* **Challenge**:
Go through the records and give each one again exactly.

* **Supplied material**:
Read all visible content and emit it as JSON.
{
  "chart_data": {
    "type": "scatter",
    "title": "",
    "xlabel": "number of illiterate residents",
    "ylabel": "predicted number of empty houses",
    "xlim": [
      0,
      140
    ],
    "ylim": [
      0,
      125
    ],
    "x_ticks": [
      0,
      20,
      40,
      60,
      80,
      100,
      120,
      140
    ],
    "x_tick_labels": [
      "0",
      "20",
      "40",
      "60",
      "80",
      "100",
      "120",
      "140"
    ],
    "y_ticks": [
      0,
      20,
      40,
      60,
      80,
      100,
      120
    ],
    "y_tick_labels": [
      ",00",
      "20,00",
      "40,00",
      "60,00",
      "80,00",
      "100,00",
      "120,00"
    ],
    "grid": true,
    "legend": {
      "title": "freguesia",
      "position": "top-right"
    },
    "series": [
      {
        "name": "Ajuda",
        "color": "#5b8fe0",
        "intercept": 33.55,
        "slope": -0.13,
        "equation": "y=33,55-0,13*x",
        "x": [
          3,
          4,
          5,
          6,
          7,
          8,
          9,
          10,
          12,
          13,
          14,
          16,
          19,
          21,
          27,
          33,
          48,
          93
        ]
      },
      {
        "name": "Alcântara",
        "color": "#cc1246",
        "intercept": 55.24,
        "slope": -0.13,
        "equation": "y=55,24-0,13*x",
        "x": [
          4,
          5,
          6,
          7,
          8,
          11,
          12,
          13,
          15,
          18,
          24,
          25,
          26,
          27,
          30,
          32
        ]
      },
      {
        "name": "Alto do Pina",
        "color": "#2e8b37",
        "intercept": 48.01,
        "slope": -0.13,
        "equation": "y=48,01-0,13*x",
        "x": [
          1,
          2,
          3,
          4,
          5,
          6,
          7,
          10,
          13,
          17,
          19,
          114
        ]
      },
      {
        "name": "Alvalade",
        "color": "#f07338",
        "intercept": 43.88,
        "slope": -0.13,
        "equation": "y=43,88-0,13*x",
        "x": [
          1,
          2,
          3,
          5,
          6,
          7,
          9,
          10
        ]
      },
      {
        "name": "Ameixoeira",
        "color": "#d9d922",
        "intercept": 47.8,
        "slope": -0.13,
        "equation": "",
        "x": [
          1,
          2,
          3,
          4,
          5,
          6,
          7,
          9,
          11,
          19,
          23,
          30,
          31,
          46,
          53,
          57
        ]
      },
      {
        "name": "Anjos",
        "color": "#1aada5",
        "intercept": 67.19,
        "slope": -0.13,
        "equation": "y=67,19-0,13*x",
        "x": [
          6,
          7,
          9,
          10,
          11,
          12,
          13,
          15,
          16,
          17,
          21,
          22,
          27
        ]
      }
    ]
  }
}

* **Written solution**:
Read all visible content and emit it as JSON.
{
  "chart_data": {
    "type": "scatter",
    "title": "",
    "xlabel": "number of illiterate residents",
    "ylabel": "predicted number of empty houses",
    "xlim": [
      0,
      140
    ],
    "ylim": [
      0,
      125
    ],
    "x_ticks": [
      0,
      20,
      40,
      60,
      80,
      100,
      120,
      140
    ],
    "x_tick_labels": [
      "0",
      "20",
      "40",
      "60",
      "80",
      "100",
      "120",
      "140"
    ],
    "y_ticks": [
      0,
      20,
      40,
      60,
      80,
      100,
      120
    ],
    "y_tick_labels": [
      ",00",
      "20,00",
      "40,00",
      "60,00",
      "80,00",
      "100,00",
      "120,00"
    ],
    "grid": true,
    "legend": {
      "title": "freguesia",
      "position": "top-right"
    },
    "series": [
      {
        "name": "Ajuda",
        "color": "#5b8fe0",
        "intercept": 33.55,
        "slope": -0.13,
        "equation": "y=33,55-0,13*x",
        "x": [
          3,
          4,
          5,
          6,
          7,
          8,
          9,
          10,
          12,
          13,
          14,
          16,
          19,
          21,
          27,
          33,
          48,
          93
        ]
      },
      {
        "name": "Alcântara",
        "color": "#cc1246",
        "intercept": 55.24,
        "slope": -0.13,
        "equation": "y=55,24-0,13*x",
        "x": [
          4,
          5,
          6,
          7,
          8,
          11,
          12,
          13,
          15,
          18,
          24,
          25,
          26,
          27,
          30,
          32
        ]
      },
      {
        "name": "Alto do Pina",
        "color": "#2e8b37",
        "intercept": 48.01,
        "slope": -0.13,
        "equation": "y=48,01-0,13*x",
        "x": [
          1,
          2,
          3,
          4,
          5,
          6,
          7,
          10,
          13,
          17,
          19,
          114
        ]
      },
      {
        "name": "Alvalade",
        "color": "#f07338",
        "intercept": 43.88,
        "slope": -0.13,
        "equation": "y=43,88-0,13*x",
        "x": [
          1,
          2,
          3,
          5,
          6,
          7,
          9,
          10
        ]
      },
      {
        "name": "Ameixoeira",
        "color": "#d9d922",
        "intercept": 47.8,
        "slope": -0.13,
        "equation": "",
        "x": [
          1,
          2,
          3,
          4,
          5,
          6,
          7,
          9,
          11,
          19,
          23,
          30,
          31,
          46,
          53,
          57
        ]
      },
      {
        "name": "Anjos",
        "color": "#1aada5",
        "intercept": 67.19,
        "slope": -0.13,
        "equation": "y=67,19-0,13*x",
        "x": [
          6,
          7,
          9,
          10,
          11,
          12,
          13,
          15,
          16,
          17,
          21,
          22,
          27
        ]
      }
    ]
  }
}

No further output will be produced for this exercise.